Data for this task start

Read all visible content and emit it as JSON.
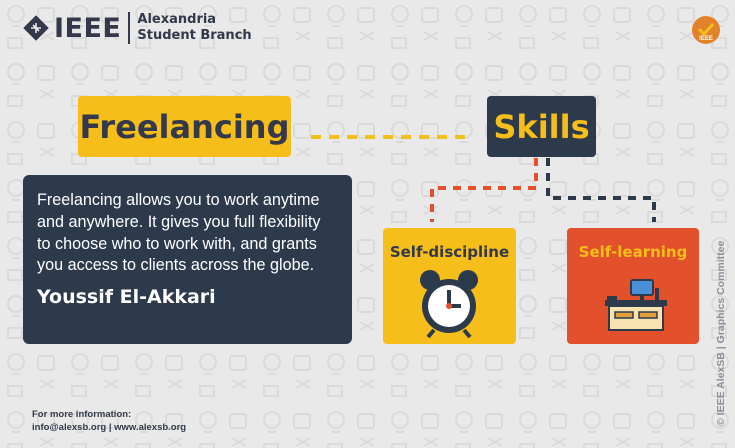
{
  "branding": {
    "org": "IEEE",
    "branch_line1": "Alexandria",
    "branch_line2": "Student Branch",
    "badge_text": "IEEE"
  },
  "headline": {
    "left": "Freelancing",
    "right": "Skills"
  },
  "quote": {
    "text": "Freelancing allows you to work anytime and anywhere. It gives you full flexibility to choose who to work with, and grants you access to clients across the globe.",
    "author": "Youssif El-Akkari"
  },
  "skills": [
    {
      "label": "Self-discipline",
      "icon": "alarm-clock-icon",
      "text_color": "#33394a"
    },
    {
      "label": "Self-learning",
      "icon": "desk-computer-icon",
      "text_color": "#f6be1a"
    }
  ],
  "footer": {
    "line1": "For more information:",
    "line2": "info@alexsb.org | www.alexsb.org"
  },
  "credit": "© IEEE AlexSB | Graphics Committee",
  "colors": {
    "yellow": "#f6be1a",
    "navy": "#2d3a4b",
    "orange": "#e2512b",
    "background": "#e9e9e9"
  }
}
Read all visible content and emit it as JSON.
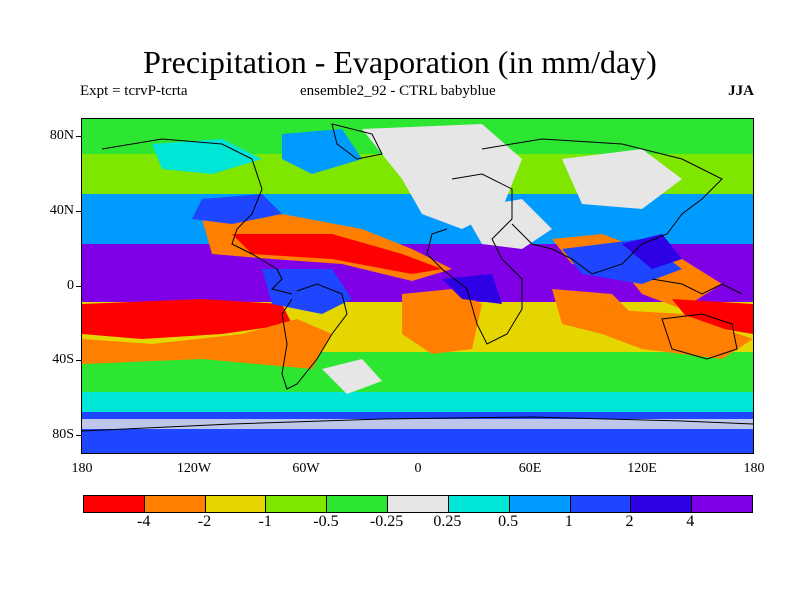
{
  "title": "Precipitation - Evaporation (in mm/day)",
  "subtitle_left": "Expt = tcrvP-tcrta",
  "subtitle_center": "ensemble2_92 - CTRL babyblue",
  "season": "JJA",
  "map": {
    "projection": "cylindrical-equidistant",
    "lon_range": [
      -180,
      180
    ],
    "lat_range": [
      -90,
      90
    ],
    "y_tick_labels": [
      "80N",
      "40N",
      "0",
      "40S",
      "80S"
    ],
    "x_tick_labels": [
      "180",
      "120W",
      "60W",
      "0",
      "60E",
      "120E",
      "180"
    ]
  },
  "legend": {
    "colors": [
      "#ff0000",
      "#ff7f00",
      "#e6d600",
      "#7fe600",
      "#2de632",
      "#e6e6e6",
      "#00e6d6",
      "#009bff",
      "#1e46ff",
      "#2d00e6",
      "#7f00e6"
    ],
    "labels": [
      "-4",
      "-2",
      "-1",
      "-0.5",
      "-0.25",
      "0.25",
      "0.5",
      "1",
      "2",
      "4"
    ]
  }
}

Data for this task end

> Description of the task:
Without the pictures, write out all of the material exactly.

> Task output:
Read all visible content and emit it as JSON.
{
  "branding": {
    "org": "IEEE",
    "branch_line1": "Alexandria",
    "branch_line2": "Student Branch",
    "badge_text": "IEEE"
  },
  "headline": {
    "left": "Freelancing",
    "right": "Skills"
  },
  "quote": {
    "text": "Freelancing allows you to work anytime and anywhere. It gives you full flexibility to choose who to work with, and grants you access to clients across the globe.",
    "author": "Youssif El-Akkari"
  },
  "skills": [
    {
      "label": "Self-discipline",
      "icon": "alarm-clock-icon",
      "text_color": "#33394a"
    },
    {
      "label": "Self-learning",
      "icon": "desk-computer-icon",
      "text_color": "#f6be1a"
    }
  ],
  "footer": {
    "line1": "For more information:",
    "line2": "info@alexsb.org | www.alexsb.org"
  },
  "credit": "© IEEE AlexSB | Graphics Committee",
  "colors": {
    "yellow": "#f6be1a",
    "navy": "#2d3a4b",
    "orange": "#e2512b",
    "background": "#e9e9e9"
  }
}
Read all visible content and emit it as JSON.
{
  "title": "Precipitation - Evaporation (in mm/day)",
  "subtitle_left": "Expt = tcrvP-tcrta",
  "subtitle_center": "ensemble2_92 - CTRL babyblue",
  "season": "JJA",
  "map": {
    "projection": "cylindrical-equidistant",
    "lon_range": [
      -180,
      180
    ],
    "lat_range": [
      -90,
      90
    ],
    "y_tick_labels": [
      "80N",
      "40N",
      "0",
      "40S",
      "80S"
    ],
    "x_tick_labels": [
      "180",
      "120W",
      "60W",
      "0",
      "60E",
      "120E",
      "180"
    ]
  },
  "legend": {
    "colors": [
      "#ff0000",
      "#ff7f00",
      "#e6d600",
      "#7fe600",
      "#2de632",
      "#e6e6e6",
      "#00e6d6",
      "#009bff",
      "#1e46ff",
      "#2d00e6",
      "#7f00e6"
    ],
    "labels": [
      "-4",
      "-2",
      "-1",
      "-0.5",
      "-0.25",
      "0.25",
      "0.5",
      "1",
      "2",
      "4"
    ]
  }
}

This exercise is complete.